Texto del ejercicio -
Nos es preciso considerar, pues, los fenómenos sociales en sí mismos, separados de los sujetos conscientes
que se los representan; es preciso estudiarlos desde fuera como cosas exteriores; porque es así como se
presentan a nosotros. Si esta exterioridad no es más que aparente, la ilusión se disipará a medida que la ciencia
avance y se verá, por así decirlo, a lo exterior entrar en el interior.

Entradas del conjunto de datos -
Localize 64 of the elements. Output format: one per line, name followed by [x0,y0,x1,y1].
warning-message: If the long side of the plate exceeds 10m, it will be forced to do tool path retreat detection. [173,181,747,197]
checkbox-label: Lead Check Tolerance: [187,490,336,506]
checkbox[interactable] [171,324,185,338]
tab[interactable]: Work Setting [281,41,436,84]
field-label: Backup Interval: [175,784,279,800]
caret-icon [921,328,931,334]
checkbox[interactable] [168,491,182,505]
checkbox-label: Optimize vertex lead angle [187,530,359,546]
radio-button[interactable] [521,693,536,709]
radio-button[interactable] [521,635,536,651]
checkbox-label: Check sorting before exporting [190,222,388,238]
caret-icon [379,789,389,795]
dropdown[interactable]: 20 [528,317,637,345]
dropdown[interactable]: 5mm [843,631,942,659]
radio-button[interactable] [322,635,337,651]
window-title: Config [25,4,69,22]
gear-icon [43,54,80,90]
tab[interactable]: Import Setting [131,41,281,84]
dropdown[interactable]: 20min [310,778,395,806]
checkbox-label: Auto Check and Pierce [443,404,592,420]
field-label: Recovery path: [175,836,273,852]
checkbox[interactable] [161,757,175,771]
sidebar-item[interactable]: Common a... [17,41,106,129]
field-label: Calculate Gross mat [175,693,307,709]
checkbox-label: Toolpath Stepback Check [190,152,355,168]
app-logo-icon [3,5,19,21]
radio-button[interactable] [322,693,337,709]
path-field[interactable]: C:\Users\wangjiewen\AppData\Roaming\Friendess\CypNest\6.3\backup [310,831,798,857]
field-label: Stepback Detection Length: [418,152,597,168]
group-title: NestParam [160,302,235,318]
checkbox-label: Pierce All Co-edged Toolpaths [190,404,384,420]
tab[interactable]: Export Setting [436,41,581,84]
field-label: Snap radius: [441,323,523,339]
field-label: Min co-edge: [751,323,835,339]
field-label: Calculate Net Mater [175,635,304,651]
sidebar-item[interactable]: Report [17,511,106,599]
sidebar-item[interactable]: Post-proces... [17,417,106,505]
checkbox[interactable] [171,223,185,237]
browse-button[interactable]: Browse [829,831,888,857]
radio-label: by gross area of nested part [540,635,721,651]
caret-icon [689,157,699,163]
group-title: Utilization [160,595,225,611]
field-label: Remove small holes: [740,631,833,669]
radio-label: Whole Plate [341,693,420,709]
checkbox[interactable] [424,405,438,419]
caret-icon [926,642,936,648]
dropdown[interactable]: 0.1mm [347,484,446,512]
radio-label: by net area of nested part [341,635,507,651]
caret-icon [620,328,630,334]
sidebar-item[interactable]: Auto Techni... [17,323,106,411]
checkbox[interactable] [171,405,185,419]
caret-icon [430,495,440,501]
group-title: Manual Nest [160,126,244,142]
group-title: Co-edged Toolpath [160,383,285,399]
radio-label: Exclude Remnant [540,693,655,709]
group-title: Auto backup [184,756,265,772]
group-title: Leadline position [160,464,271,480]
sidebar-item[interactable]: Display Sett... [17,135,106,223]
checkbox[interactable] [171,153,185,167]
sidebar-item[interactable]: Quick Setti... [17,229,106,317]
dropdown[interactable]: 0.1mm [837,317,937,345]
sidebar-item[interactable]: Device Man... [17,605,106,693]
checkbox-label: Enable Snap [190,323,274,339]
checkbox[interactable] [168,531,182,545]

Instrucciones -
Enumera todos los verbos en infinitivo del fragmento sobre los fenómenos sociales. Escríbelos con el pronombre enclítico cuando lo lleven y en el orden en que aparecen. Las entradas no son necesarias para resolver este ejercicio.

Resultado del ejercicio -
considerar, estudiarlos, decirlo, entrar